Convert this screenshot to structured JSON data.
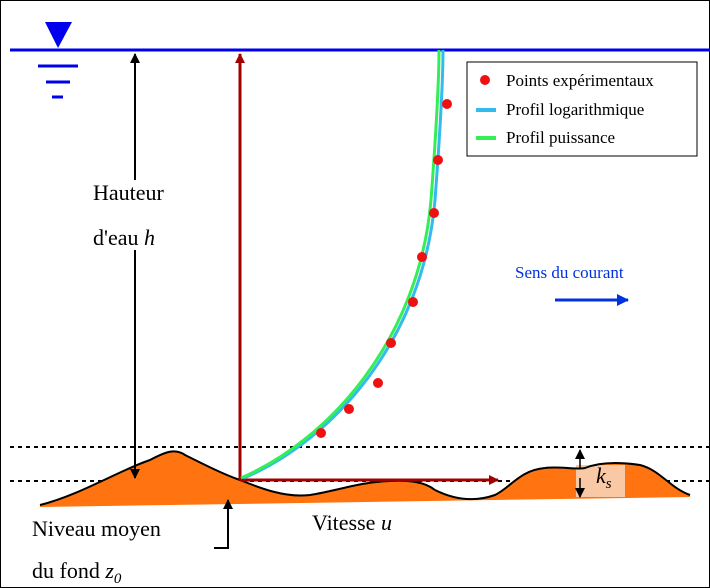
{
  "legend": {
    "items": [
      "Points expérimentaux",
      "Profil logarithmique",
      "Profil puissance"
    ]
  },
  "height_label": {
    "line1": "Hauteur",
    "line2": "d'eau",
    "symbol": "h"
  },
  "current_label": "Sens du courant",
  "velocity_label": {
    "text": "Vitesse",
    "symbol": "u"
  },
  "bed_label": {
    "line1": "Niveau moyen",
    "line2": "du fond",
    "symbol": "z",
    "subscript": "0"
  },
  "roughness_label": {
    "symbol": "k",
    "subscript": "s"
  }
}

==

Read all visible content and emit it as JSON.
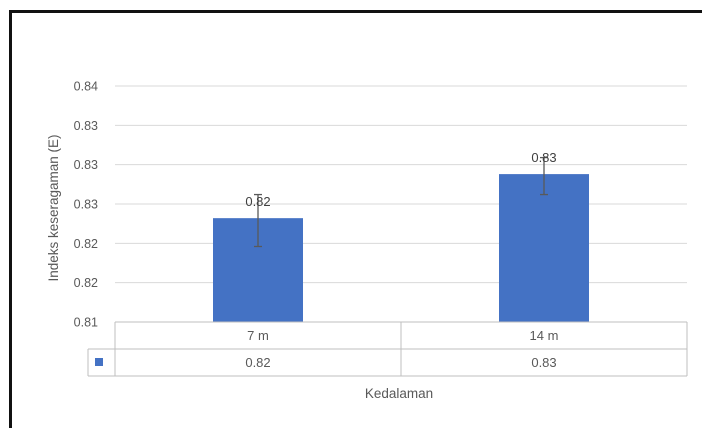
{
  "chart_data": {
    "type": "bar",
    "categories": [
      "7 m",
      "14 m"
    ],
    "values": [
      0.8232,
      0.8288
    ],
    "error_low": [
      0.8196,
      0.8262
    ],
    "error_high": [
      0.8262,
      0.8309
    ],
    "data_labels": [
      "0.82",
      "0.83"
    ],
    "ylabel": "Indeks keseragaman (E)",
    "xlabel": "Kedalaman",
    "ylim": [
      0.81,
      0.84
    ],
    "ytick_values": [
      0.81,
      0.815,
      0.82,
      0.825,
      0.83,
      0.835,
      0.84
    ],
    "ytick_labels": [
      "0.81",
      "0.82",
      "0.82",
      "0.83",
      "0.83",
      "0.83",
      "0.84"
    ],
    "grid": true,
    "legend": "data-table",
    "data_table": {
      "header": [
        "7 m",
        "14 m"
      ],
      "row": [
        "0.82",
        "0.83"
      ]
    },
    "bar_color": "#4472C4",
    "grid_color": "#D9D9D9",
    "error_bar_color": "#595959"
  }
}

◆ What you are asked to do ◆
Write out every line of the listing that holds the word "Profil".

◆ Response below ◆
      "Profil logarithmique",
      "Profil puissance"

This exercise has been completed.